WHAT YOU WILL DO » Copy out the records word for word, starting with the line that contains "kit item: driver connection cable: ドライバー" and continuing through the line that contains "robot arm bbox=[218, 128, 442, 318]".

EXERCISE MATERIALS »

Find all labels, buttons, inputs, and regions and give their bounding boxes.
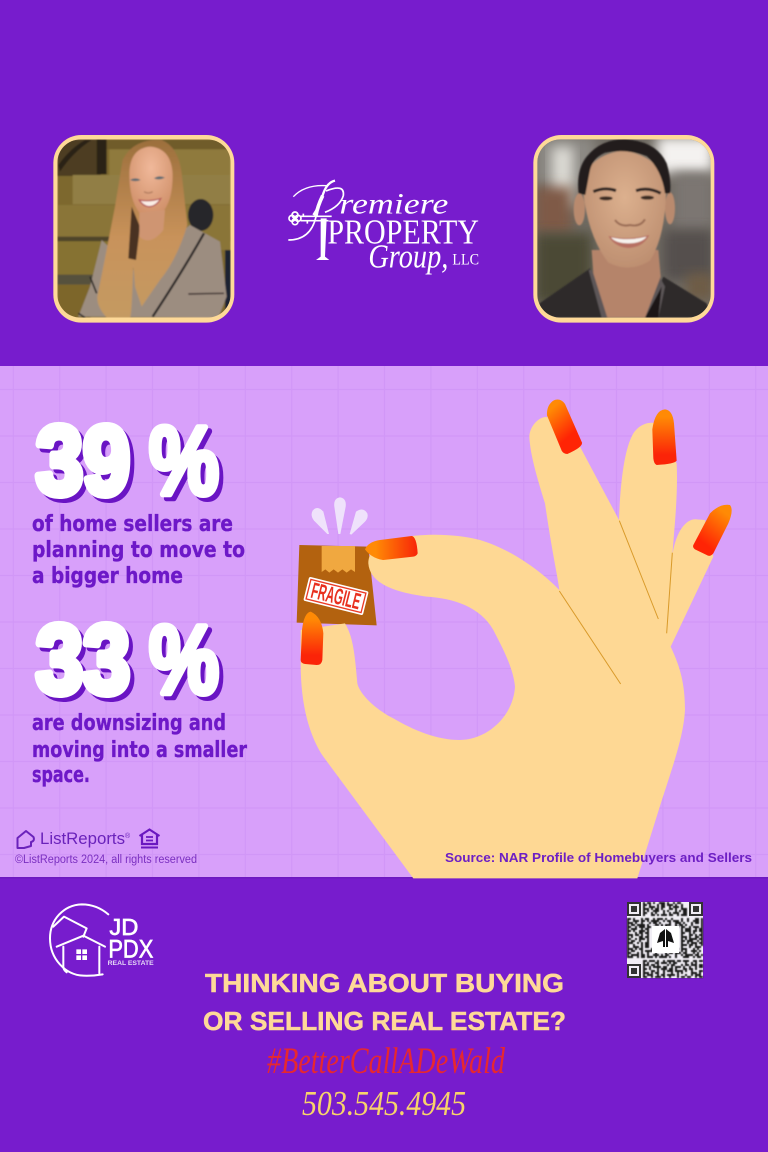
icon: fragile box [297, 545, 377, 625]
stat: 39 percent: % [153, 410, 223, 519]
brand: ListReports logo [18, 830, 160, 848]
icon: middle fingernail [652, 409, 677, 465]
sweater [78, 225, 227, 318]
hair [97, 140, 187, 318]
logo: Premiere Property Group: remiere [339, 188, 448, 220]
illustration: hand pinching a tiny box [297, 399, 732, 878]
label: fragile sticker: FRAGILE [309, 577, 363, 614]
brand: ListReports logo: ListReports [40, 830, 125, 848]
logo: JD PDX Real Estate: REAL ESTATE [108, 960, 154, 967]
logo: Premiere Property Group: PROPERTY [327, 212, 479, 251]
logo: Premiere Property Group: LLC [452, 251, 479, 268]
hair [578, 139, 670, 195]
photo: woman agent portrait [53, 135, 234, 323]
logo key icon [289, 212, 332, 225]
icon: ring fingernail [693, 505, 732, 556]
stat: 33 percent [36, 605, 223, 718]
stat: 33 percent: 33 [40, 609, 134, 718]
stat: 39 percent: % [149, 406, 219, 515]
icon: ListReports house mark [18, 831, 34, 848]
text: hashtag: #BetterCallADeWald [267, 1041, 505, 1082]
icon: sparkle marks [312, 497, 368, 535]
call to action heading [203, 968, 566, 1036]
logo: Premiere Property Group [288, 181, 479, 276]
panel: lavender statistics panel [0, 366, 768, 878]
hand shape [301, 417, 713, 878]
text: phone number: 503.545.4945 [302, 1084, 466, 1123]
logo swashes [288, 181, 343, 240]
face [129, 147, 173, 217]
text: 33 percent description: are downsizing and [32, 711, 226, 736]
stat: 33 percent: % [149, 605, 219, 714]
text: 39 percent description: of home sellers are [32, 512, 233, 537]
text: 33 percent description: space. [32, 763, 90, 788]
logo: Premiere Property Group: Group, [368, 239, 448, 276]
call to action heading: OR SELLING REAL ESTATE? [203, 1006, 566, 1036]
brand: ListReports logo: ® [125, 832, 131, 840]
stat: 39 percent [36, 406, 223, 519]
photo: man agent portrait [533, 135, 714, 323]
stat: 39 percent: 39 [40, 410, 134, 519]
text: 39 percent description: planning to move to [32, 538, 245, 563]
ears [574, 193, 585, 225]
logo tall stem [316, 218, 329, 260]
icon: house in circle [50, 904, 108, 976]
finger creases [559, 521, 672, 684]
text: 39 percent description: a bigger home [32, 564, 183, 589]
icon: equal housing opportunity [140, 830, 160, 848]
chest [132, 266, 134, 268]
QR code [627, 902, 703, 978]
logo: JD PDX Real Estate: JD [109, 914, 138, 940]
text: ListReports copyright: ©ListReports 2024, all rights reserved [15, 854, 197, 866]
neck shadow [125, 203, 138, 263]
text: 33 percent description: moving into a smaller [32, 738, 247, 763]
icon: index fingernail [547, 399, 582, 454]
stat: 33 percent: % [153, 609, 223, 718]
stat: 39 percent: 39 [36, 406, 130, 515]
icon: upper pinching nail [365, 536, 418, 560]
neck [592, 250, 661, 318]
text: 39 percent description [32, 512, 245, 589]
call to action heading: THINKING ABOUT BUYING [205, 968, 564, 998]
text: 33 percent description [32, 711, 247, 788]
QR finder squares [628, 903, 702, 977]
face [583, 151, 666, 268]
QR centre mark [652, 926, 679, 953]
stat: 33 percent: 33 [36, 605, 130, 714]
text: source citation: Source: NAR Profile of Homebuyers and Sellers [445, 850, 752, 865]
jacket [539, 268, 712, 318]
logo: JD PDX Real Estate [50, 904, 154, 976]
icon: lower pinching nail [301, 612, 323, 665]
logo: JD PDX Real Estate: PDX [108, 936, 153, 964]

--

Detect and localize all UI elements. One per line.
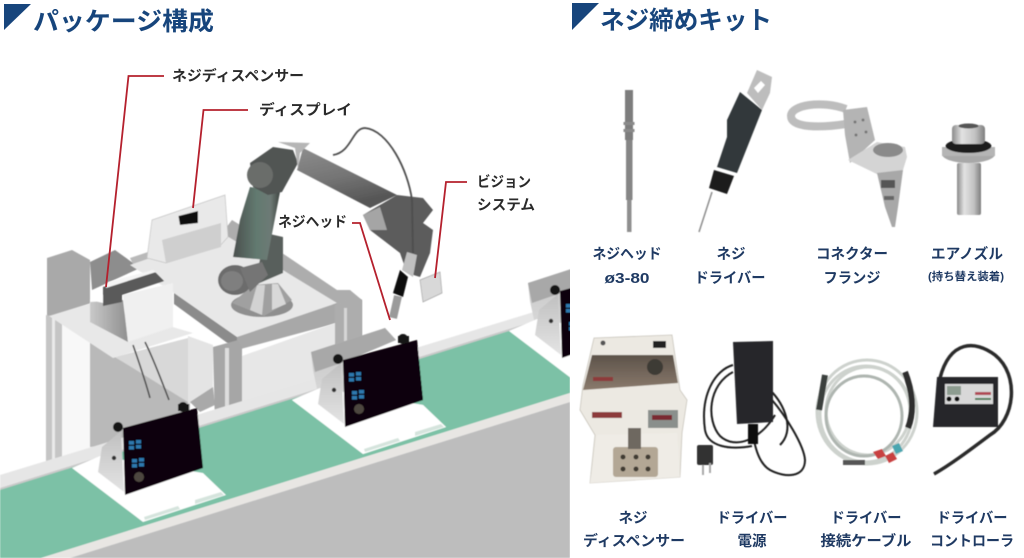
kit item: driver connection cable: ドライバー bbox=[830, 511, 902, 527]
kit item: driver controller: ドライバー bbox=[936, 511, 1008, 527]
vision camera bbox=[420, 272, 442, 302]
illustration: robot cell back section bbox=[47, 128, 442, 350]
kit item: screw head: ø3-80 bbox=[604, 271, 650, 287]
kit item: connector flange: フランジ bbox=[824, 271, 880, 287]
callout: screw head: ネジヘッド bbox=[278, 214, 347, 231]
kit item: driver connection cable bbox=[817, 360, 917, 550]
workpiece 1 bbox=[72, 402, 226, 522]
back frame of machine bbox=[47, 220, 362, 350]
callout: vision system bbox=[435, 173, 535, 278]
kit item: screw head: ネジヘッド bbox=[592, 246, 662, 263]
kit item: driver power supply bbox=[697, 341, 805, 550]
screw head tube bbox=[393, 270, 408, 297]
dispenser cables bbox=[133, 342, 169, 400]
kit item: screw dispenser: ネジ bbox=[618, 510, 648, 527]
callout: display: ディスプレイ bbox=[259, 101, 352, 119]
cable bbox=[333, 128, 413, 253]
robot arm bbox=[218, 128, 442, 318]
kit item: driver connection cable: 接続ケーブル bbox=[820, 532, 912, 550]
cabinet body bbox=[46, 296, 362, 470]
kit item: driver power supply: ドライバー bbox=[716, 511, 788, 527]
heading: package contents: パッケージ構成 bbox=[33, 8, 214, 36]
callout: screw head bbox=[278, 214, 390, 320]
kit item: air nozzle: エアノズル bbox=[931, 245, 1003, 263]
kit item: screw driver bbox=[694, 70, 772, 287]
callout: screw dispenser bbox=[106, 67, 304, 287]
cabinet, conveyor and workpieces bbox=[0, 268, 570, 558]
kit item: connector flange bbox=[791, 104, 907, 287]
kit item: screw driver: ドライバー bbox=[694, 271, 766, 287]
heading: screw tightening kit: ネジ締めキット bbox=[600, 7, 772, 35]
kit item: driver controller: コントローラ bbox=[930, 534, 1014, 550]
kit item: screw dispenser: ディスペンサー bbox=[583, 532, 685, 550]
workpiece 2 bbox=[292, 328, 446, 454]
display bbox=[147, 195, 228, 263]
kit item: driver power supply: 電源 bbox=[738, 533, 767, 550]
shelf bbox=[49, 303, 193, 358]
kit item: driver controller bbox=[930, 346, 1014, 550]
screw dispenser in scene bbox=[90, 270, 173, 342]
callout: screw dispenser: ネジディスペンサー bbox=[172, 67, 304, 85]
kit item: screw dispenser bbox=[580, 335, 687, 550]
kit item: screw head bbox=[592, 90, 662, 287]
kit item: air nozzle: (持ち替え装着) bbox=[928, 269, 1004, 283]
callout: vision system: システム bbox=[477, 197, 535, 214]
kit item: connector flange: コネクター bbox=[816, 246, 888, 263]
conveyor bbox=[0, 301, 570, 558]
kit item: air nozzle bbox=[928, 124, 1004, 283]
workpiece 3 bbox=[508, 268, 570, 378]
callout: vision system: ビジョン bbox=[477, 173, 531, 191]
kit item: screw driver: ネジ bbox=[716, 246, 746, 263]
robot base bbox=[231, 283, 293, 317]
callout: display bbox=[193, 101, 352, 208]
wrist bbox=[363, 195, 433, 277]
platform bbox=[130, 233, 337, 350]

---

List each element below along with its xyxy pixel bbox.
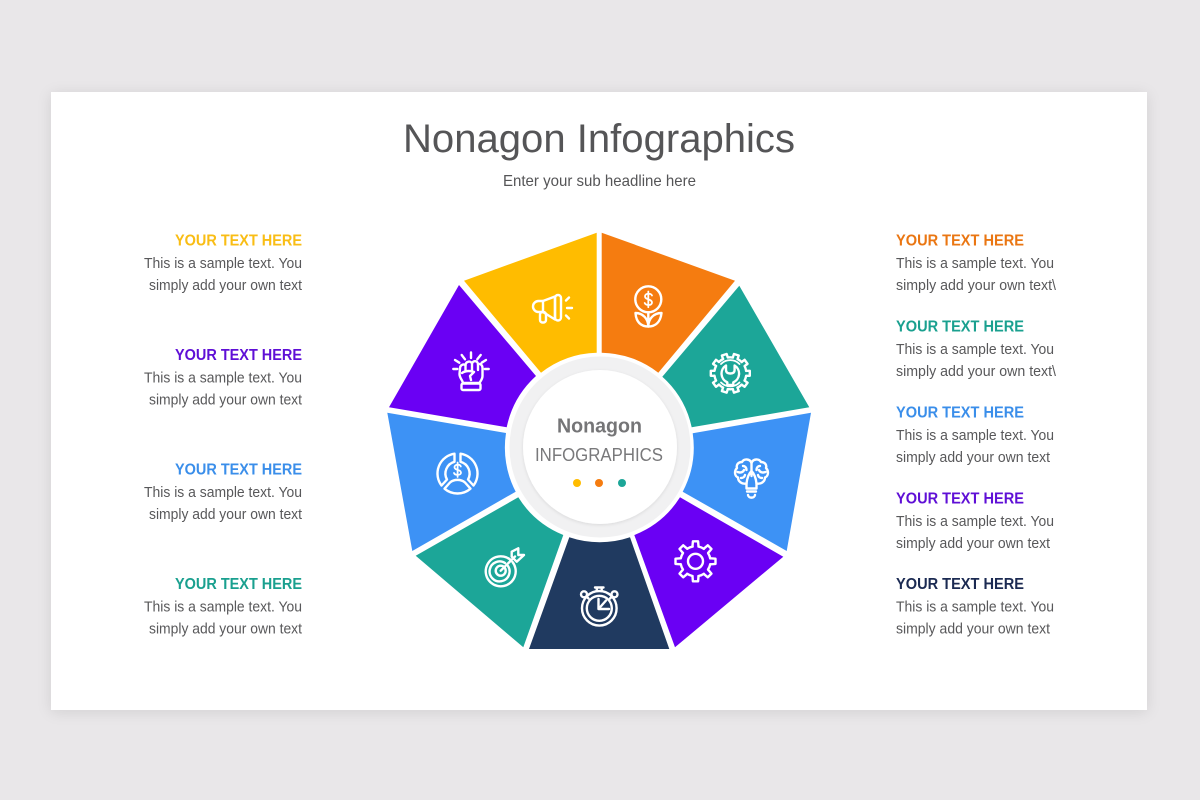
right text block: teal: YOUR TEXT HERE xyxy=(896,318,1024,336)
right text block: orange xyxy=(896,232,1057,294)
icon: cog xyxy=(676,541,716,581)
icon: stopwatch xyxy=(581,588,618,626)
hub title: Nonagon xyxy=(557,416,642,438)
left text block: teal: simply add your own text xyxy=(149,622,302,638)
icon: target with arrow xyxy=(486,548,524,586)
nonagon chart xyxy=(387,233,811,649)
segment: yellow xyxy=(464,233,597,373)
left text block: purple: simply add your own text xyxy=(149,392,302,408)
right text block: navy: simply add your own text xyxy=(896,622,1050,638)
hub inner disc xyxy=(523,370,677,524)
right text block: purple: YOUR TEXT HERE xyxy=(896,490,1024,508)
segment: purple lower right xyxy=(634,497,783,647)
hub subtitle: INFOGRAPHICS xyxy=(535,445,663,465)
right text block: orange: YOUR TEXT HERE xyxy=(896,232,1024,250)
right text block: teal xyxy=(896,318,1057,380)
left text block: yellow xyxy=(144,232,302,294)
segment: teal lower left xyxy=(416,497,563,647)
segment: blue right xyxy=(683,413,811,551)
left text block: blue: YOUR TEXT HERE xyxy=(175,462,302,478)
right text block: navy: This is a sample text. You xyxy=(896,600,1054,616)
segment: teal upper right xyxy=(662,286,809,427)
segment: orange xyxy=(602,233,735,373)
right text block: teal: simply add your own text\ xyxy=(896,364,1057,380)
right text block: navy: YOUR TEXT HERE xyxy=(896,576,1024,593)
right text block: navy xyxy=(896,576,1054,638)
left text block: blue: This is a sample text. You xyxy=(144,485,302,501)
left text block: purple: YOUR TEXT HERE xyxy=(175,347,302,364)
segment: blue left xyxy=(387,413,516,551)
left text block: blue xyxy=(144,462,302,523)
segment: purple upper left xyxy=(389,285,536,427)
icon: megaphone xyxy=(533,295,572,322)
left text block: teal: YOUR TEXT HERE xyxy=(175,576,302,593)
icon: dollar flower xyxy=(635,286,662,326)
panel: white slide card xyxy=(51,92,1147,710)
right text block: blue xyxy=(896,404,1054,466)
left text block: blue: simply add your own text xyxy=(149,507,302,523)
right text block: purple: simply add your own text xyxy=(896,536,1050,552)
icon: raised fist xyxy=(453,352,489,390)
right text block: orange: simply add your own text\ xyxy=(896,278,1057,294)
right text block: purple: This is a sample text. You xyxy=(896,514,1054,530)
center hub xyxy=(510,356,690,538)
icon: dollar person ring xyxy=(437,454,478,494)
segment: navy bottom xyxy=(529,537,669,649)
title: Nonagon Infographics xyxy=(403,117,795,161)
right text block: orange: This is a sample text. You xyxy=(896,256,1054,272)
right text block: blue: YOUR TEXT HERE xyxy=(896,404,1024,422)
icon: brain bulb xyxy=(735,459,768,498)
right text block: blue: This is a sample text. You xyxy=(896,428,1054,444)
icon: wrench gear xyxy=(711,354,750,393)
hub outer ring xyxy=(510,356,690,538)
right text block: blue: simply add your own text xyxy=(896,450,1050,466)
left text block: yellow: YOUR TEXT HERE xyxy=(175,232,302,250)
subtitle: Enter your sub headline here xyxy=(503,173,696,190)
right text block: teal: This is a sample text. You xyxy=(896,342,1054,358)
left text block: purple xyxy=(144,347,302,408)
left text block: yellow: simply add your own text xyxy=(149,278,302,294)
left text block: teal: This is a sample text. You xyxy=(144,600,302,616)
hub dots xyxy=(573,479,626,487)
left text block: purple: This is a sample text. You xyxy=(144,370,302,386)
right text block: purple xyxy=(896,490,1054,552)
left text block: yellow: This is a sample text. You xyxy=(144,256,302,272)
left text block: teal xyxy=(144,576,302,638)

ANSWER »
kit item: driver connection cable: ドライバー bbox=[830, 511, 902, 527]
kit item: driver controller: ドライバー bbox=[936, 511, 1008, 527]
vision camera bbox=[420, 272, 442, 302]
illustration: robot cell back section bbox=[47, 128, 442, 350]
kit item: screw head: ø3-80 bbox=[604, 271, 650, 287]
kit item: connector flange: フランジ bbox=[824, 271, 880, 287]
callout: screw head: ネジヘッド bbox=[278, 214, 347, 231]
kit item: driver connection cable bbox=[817, 360, 917, 550]
workpiece 1 bbox=[72, 402, 226, 522]
back frame of machine bbox=[47, 220, 362, 350]
callout: vision system bbox=[435, 173, 535, 278]
kit item: screw head: ネジヘッド bbox=[592, 246, 662, 263]
kit item: driver power supply bbox=[697, 341, 805, 550]
screw head tube bbox=[393, 270, 408, 297]
dispenser cables bbox=[133, 342, 169, 400]
kit item: screw dispenser: ネジ bbox=[618, 510, 648, 527]
callout: display: ディスプレイ bbox=[259, 101, 352, 119]
cable bbox=[333, 128, 413, 253]
robot arm bbox=[218, 128, 442, 318]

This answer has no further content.